• Do this: Scan the listing below for the word "present" and state how many lines hold it. Write nothing but the number.

• Records provided:

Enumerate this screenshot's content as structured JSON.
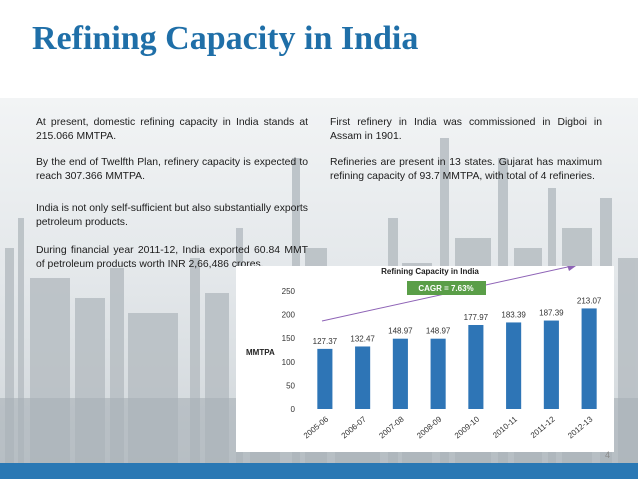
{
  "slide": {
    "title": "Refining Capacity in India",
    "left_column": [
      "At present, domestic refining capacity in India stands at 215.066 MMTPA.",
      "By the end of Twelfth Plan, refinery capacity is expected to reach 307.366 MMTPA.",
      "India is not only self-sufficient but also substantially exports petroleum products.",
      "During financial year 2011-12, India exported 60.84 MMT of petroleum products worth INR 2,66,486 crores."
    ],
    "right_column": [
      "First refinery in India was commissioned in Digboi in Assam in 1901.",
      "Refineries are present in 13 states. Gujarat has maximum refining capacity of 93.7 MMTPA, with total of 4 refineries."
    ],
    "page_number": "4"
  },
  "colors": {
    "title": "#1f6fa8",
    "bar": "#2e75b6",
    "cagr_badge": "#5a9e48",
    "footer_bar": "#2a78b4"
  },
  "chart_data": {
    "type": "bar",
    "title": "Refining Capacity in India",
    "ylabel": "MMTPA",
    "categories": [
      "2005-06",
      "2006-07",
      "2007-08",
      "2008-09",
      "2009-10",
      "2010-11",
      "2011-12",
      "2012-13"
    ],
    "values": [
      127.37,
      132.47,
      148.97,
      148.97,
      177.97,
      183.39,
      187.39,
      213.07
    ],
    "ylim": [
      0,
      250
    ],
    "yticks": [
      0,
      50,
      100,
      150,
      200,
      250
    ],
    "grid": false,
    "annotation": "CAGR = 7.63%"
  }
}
* * *
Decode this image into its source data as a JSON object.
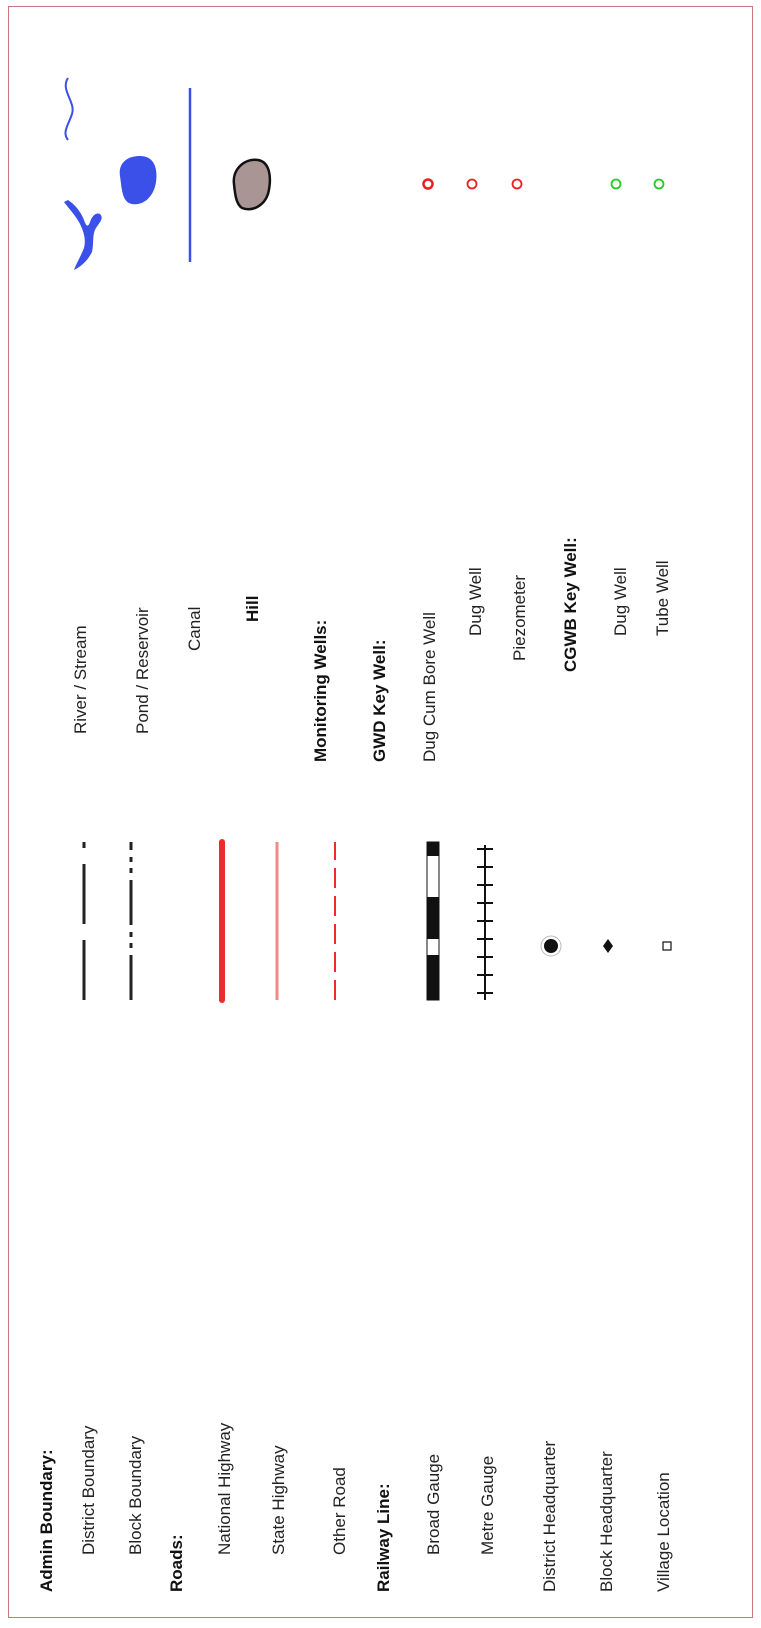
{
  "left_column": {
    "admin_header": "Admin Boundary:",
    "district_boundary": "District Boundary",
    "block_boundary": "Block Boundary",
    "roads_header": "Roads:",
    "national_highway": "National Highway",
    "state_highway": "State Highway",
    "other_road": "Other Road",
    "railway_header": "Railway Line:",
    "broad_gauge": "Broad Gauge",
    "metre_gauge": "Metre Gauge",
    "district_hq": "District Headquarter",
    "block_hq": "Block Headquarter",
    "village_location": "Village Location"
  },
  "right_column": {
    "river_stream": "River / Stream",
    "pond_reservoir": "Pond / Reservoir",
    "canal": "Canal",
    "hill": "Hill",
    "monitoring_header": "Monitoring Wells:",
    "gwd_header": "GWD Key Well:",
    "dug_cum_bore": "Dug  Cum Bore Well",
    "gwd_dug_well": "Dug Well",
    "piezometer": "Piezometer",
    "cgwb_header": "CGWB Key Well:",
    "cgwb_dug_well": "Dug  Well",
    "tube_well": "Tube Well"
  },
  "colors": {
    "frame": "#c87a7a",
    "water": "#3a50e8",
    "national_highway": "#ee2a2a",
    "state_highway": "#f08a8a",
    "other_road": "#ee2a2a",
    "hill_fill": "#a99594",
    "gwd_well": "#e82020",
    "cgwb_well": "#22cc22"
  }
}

• Correct answer: 2